● **Extracted information**
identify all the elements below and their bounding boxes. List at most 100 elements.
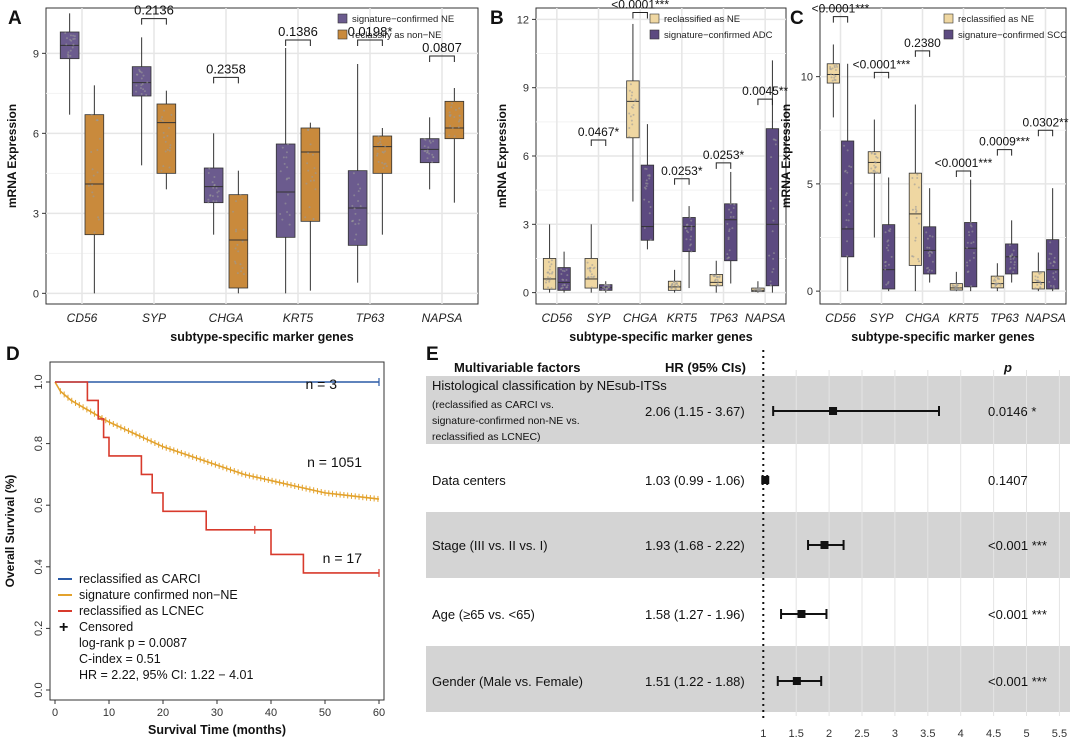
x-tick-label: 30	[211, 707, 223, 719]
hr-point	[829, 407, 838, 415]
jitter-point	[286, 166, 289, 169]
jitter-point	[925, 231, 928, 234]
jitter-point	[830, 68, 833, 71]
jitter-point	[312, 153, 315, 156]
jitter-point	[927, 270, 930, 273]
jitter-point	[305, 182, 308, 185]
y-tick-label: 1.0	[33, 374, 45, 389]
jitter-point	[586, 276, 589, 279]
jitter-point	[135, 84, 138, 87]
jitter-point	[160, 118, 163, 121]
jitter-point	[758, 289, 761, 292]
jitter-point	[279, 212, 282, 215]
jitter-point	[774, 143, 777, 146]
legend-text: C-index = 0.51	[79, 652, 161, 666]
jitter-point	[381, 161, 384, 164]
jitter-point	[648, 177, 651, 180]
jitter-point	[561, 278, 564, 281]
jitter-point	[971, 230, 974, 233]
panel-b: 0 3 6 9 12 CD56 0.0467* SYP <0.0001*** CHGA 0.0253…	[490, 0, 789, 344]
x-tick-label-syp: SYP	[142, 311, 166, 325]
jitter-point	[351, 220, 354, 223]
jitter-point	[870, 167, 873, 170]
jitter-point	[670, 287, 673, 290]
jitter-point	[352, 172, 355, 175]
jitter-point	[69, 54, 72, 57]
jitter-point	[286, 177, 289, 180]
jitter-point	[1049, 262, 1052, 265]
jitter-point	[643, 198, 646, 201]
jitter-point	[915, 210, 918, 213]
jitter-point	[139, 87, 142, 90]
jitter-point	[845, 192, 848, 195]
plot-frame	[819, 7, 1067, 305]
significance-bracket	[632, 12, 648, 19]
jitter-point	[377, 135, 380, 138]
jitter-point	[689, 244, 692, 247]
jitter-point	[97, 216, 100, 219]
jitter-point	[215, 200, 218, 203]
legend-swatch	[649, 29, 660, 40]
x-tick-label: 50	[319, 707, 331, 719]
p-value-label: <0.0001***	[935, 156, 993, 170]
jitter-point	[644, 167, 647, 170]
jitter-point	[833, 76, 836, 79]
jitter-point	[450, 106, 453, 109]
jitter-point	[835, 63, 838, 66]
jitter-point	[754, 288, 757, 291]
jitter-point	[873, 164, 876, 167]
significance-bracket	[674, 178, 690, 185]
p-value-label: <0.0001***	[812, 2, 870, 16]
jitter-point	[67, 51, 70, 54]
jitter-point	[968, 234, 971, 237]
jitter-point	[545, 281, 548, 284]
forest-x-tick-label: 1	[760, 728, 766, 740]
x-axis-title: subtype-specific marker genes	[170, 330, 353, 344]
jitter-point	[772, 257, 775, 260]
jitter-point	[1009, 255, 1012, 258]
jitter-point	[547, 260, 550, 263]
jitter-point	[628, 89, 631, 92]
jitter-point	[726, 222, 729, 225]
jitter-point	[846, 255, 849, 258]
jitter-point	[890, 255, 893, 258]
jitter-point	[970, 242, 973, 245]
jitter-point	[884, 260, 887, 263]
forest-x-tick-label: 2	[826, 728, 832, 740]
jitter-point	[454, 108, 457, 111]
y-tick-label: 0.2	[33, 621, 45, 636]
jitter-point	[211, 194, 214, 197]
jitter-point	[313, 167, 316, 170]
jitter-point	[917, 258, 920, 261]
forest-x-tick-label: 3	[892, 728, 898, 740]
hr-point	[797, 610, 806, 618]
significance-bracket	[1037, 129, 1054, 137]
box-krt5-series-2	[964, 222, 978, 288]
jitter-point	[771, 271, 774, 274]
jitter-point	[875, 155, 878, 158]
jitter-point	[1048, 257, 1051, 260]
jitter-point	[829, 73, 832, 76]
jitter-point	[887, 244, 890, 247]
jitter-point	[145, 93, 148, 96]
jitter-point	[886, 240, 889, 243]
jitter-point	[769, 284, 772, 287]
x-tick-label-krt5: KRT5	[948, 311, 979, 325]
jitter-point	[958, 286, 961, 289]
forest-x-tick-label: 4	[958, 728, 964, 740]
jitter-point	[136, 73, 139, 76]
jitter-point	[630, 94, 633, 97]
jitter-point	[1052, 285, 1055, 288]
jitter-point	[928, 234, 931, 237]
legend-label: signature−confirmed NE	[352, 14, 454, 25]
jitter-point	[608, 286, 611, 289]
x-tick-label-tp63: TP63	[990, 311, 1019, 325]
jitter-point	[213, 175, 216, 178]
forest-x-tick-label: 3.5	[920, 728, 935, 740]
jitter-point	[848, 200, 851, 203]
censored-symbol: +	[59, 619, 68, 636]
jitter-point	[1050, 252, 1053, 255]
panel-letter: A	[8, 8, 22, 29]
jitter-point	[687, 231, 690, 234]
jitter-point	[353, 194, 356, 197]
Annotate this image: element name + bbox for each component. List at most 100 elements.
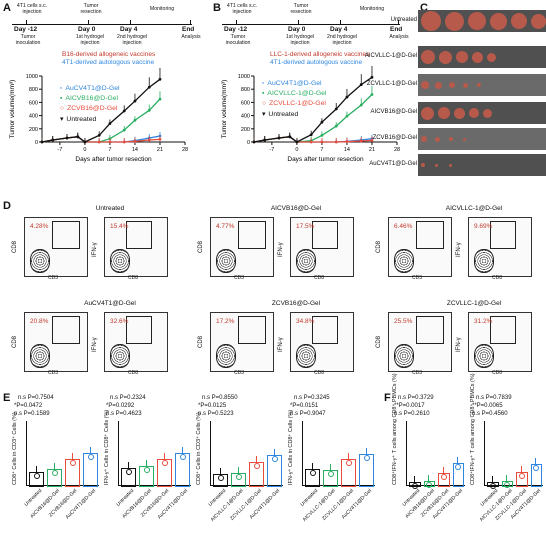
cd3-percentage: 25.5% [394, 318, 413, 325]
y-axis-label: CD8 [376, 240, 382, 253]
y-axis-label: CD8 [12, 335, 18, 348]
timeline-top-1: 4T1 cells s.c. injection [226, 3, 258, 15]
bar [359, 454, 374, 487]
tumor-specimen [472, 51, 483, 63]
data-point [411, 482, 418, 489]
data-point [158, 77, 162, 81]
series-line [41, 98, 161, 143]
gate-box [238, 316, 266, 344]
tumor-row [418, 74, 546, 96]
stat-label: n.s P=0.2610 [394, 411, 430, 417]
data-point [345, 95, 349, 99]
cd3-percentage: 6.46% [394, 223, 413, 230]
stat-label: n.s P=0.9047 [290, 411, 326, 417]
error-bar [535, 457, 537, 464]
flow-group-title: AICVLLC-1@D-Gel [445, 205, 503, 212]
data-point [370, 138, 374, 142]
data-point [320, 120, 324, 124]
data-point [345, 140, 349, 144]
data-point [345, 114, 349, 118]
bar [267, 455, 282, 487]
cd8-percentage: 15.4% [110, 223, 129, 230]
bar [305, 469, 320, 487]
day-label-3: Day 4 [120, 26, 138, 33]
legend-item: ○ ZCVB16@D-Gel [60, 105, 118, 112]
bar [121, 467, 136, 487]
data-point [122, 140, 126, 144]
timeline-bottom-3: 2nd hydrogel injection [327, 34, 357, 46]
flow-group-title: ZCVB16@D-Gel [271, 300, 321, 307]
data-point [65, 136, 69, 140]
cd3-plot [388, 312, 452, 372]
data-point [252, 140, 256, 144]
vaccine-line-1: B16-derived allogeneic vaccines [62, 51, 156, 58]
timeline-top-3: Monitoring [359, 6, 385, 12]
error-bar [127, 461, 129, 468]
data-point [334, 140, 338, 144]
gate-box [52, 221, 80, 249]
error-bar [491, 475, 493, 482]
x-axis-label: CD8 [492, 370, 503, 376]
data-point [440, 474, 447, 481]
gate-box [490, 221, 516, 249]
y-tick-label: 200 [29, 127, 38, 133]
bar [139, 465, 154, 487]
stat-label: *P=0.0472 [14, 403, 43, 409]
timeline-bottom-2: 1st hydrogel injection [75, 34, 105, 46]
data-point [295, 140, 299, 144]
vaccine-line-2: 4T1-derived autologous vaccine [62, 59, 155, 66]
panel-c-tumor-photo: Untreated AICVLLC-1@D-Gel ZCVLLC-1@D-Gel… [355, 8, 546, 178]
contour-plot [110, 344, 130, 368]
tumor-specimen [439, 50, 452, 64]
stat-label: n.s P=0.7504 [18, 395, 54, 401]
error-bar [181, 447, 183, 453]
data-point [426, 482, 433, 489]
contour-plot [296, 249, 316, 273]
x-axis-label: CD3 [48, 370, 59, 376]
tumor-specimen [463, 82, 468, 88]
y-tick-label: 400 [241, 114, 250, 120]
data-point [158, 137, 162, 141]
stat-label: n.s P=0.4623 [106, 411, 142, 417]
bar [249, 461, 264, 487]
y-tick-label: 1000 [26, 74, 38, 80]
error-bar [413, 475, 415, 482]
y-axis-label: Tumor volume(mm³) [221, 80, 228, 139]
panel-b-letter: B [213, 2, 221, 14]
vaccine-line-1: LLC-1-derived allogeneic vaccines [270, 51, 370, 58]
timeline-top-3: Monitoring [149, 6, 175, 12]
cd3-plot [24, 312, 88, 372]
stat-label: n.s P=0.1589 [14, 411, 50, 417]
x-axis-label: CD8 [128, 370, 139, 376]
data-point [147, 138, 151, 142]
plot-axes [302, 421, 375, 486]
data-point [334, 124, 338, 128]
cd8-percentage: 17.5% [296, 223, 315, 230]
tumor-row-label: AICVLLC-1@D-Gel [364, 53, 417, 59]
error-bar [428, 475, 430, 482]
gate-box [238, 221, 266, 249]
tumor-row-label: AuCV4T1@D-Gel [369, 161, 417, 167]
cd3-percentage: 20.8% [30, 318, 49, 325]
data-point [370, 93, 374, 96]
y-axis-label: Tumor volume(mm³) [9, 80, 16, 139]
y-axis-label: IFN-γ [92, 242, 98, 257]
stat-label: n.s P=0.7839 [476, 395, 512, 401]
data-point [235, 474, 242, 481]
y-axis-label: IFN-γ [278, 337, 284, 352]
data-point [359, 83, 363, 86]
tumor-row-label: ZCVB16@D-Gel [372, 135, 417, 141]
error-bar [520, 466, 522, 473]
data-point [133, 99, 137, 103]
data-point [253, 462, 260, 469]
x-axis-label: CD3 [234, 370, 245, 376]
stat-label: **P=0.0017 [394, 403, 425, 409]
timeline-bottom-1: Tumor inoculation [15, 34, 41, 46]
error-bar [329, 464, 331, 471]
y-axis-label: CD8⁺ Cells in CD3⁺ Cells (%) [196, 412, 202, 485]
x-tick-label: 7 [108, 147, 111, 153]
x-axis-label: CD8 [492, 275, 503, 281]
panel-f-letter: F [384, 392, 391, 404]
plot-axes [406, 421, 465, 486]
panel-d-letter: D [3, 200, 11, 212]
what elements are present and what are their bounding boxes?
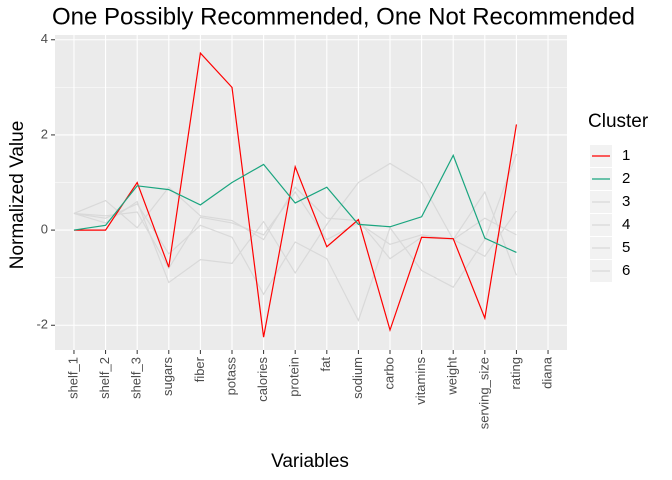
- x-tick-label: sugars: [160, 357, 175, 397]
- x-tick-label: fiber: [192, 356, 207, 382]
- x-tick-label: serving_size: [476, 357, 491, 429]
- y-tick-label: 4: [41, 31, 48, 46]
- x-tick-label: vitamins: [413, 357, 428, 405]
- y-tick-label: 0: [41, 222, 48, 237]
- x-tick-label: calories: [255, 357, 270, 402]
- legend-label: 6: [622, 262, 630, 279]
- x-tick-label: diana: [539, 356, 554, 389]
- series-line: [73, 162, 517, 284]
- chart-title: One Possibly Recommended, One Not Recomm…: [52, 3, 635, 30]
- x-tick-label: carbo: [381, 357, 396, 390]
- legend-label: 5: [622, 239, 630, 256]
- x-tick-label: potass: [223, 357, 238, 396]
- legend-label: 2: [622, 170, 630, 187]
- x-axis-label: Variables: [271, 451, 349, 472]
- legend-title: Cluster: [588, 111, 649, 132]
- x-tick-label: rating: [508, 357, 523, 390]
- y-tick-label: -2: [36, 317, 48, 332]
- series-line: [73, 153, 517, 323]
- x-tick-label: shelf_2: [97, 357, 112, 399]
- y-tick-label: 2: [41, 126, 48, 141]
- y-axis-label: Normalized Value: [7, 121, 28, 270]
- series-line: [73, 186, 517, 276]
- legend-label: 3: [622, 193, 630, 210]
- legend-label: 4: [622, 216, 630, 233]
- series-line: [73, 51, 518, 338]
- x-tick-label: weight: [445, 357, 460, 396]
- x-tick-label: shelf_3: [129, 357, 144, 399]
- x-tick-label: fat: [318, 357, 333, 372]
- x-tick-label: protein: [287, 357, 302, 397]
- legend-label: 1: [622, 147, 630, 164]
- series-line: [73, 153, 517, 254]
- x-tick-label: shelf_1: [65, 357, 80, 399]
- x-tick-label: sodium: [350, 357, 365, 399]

● **Exercise brief**
Scan the material above for the string "contour". Copy each line that holds it.

● **Task answer**
contour-plot [110, 344, 130, 368]
contour-plot [296, 249, 316, 273]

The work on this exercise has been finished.